● Requirement
All lines featuring the string "into" are to be listed.

● Data
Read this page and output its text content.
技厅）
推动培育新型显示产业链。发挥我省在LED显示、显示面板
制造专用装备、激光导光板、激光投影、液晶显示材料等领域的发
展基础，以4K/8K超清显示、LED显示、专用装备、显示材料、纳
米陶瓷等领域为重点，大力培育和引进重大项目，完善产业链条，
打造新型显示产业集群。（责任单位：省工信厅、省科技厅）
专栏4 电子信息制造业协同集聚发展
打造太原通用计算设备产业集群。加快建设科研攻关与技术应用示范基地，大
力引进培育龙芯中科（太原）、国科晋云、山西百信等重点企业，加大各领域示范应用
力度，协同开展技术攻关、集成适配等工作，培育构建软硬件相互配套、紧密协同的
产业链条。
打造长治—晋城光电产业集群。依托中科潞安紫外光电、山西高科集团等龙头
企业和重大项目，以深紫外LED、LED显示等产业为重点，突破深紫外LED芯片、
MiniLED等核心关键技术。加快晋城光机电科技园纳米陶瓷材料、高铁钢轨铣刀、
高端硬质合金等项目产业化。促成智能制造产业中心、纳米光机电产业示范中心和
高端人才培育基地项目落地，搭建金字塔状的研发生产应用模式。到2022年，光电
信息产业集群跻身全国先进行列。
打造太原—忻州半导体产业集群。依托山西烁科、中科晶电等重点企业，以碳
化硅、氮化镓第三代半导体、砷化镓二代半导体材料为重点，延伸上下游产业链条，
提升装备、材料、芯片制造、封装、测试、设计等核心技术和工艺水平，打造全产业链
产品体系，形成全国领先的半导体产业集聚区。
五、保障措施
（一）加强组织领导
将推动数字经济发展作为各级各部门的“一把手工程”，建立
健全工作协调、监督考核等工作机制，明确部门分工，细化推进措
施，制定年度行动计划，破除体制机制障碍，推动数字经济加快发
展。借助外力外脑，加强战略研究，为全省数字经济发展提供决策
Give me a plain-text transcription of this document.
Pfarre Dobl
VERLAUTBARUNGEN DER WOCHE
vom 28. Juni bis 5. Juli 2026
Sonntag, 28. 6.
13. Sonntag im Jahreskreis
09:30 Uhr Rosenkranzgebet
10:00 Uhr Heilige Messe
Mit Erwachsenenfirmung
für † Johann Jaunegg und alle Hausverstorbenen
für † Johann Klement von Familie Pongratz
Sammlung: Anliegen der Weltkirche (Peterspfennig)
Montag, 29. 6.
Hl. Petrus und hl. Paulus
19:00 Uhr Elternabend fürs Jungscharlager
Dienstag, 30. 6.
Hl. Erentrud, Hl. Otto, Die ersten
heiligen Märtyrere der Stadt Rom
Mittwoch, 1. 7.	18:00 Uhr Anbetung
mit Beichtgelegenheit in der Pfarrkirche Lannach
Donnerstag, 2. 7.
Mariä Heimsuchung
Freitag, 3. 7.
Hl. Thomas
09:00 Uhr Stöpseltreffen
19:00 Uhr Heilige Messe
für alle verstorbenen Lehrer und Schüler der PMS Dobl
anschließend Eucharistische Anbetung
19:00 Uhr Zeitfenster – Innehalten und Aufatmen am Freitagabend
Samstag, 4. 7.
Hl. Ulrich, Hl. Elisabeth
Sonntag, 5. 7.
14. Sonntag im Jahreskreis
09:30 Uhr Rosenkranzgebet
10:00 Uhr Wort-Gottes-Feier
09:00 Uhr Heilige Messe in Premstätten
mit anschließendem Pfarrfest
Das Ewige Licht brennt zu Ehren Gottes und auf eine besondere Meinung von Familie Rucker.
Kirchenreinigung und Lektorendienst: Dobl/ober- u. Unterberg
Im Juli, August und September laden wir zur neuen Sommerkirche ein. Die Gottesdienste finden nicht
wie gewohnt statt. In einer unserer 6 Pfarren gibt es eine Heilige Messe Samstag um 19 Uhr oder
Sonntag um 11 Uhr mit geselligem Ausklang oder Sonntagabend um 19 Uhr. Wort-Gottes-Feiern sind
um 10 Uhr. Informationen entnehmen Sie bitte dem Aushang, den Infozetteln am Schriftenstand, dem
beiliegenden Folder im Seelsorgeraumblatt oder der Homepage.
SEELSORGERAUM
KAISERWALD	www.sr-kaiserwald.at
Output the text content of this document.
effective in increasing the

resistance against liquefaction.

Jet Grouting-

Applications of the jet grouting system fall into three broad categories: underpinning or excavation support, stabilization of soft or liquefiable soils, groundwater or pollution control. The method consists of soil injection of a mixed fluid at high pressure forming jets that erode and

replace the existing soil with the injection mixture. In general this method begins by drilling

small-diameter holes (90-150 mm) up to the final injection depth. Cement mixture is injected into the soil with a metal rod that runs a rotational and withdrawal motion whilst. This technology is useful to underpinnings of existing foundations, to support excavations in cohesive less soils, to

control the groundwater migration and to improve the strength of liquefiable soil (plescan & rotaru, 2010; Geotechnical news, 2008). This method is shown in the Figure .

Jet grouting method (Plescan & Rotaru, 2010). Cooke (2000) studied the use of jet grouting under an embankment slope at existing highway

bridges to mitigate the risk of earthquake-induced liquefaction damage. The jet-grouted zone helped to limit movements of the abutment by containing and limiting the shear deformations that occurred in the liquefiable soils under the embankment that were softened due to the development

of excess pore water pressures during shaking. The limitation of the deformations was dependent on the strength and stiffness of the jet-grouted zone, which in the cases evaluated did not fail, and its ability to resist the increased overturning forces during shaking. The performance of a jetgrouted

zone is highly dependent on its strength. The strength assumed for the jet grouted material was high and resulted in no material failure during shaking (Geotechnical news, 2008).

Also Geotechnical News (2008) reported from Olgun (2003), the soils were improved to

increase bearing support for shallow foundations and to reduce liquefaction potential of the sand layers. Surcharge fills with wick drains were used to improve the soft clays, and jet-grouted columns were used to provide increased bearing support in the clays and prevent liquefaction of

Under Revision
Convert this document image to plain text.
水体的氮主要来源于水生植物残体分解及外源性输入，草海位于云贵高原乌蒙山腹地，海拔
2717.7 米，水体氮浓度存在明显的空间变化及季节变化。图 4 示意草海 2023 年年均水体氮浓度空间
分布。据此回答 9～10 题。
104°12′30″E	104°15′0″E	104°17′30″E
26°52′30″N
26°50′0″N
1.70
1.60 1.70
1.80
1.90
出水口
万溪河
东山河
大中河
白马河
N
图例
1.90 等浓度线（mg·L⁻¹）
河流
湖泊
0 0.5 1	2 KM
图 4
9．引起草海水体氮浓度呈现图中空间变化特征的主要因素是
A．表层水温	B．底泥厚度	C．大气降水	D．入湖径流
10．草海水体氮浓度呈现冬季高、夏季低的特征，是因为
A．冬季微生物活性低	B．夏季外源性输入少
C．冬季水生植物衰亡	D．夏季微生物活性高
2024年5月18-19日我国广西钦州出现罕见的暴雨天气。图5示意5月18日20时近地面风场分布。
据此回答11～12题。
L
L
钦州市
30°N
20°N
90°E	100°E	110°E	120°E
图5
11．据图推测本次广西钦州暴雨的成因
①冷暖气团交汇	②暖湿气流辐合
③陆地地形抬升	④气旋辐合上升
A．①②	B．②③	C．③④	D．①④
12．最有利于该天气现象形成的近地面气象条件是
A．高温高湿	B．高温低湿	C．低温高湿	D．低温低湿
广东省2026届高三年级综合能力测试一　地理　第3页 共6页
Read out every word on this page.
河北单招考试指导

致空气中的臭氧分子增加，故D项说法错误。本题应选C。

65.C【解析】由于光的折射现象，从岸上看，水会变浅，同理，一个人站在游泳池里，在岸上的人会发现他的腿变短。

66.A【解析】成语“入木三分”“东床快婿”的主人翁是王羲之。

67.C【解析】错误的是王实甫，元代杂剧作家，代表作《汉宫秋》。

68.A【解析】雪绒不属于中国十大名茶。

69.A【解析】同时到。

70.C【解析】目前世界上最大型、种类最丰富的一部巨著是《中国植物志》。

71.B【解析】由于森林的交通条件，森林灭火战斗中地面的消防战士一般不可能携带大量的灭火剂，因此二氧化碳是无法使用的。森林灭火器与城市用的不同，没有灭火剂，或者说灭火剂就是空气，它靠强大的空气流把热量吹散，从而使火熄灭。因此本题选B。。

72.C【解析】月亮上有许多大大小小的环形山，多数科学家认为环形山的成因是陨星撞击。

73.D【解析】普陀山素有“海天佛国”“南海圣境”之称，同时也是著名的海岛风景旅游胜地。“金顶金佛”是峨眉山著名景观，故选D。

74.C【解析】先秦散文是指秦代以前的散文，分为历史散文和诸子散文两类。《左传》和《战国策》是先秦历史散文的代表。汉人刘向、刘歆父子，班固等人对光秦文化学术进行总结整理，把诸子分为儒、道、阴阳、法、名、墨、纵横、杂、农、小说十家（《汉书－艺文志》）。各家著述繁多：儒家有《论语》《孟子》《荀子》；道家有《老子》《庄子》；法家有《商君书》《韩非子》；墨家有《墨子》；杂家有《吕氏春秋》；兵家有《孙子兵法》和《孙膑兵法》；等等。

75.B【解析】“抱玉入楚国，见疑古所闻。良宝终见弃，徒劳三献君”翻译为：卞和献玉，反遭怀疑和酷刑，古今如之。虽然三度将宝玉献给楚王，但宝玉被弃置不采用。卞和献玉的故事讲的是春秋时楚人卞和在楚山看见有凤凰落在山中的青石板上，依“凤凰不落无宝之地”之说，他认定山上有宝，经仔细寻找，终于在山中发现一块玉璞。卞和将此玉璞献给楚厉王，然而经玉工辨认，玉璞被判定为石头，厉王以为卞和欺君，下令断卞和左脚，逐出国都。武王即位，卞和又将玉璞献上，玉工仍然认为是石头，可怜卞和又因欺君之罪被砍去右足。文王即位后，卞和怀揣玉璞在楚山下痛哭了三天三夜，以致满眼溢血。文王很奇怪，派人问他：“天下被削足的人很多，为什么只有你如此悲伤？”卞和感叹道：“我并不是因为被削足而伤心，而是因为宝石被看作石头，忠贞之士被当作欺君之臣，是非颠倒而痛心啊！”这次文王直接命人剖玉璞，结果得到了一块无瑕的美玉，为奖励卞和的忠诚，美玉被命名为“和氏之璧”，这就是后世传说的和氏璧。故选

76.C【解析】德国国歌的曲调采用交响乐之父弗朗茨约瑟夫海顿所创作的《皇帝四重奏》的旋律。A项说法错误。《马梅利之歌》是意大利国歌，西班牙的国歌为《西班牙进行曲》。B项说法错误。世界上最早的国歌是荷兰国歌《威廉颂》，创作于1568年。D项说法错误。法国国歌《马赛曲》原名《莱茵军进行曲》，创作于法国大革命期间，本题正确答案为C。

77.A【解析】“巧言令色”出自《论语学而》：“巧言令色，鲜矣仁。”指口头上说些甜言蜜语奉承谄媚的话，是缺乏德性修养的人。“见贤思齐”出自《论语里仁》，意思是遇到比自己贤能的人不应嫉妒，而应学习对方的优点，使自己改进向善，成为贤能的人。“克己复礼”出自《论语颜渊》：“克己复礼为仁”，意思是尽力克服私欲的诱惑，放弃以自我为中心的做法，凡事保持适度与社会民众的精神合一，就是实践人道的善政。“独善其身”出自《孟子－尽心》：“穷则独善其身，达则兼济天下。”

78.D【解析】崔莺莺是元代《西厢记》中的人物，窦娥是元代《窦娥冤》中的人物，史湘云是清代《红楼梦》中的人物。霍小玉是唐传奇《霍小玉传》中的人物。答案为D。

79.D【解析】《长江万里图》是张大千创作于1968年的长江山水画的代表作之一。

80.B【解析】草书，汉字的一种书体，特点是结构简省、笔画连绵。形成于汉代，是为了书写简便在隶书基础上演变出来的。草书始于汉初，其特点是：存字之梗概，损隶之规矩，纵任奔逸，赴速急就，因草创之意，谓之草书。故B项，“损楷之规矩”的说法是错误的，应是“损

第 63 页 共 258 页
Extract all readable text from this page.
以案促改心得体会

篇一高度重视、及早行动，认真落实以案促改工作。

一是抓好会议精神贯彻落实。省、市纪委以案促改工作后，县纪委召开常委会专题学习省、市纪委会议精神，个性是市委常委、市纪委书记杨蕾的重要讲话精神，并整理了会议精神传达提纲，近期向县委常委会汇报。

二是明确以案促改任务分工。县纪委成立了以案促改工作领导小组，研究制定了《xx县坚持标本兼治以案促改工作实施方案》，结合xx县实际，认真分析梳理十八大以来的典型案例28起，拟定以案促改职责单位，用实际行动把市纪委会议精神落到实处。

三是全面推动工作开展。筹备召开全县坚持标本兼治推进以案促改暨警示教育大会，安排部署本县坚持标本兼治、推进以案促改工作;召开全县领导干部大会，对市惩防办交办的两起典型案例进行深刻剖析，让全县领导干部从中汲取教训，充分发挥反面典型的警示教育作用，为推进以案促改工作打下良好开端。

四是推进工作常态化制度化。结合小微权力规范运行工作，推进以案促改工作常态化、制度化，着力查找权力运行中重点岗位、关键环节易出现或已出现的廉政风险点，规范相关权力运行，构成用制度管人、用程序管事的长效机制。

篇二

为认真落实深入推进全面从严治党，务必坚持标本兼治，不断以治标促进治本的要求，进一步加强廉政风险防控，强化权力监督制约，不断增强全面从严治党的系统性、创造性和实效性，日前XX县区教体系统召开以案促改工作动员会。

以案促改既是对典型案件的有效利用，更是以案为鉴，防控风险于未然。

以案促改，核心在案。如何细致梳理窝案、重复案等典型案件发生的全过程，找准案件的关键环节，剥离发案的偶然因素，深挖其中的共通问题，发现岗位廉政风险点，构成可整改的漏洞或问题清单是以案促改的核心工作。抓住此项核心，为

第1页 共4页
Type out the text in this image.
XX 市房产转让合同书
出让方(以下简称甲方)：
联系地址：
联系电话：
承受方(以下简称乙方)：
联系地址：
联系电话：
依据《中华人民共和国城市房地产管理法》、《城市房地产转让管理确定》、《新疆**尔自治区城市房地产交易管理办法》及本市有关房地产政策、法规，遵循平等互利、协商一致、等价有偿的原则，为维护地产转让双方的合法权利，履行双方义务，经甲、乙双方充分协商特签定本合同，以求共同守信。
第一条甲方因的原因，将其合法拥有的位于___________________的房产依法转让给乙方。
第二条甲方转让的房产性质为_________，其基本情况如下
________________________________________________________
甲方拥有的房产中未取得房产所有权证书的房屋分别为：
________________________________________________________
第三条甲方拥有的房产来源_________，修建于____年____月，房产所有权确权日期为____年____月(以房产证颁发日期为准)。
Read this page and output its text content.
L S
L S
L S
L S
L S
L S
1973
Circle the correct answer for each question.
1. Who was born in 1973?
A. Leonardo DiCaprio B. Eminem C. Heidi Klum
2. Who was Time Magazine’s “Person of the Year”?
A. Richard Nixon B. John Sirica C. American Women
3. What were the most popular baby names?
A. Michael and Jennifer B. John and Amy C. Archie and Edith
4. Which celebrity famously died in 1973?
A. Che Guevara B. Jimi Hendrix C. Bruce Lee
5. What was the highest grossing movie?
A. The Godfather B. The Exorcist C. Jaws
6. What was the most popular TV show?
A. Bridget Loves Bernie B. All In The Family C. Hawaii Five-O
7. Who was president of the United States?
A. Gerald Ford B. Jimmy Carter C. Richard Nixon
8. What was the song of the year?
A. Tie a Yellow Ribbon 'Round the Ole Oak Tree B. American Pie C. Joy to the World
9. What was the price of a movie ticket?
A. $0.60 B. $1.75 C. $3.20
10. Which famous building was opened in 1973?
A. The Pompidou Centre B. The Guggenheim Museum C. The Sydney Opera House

● Problem solution
Applications of the jet grouting system fall into three broad categories: underpinning or excavation support, stabilization of soft or liquefiable soils, groundwater or pollution control. The method consists of soil injection of a mixed fluid at high pressure forming jets that erode and
small-diameter holes (90-150 mm) up to the final injection depth. Cement mixture is injected into the soil with a metal rod that runs a rotational and withdrawal motion whilst. This technology is useful to underpinnings of existing foundations, to support excavations in cohesive less soils, to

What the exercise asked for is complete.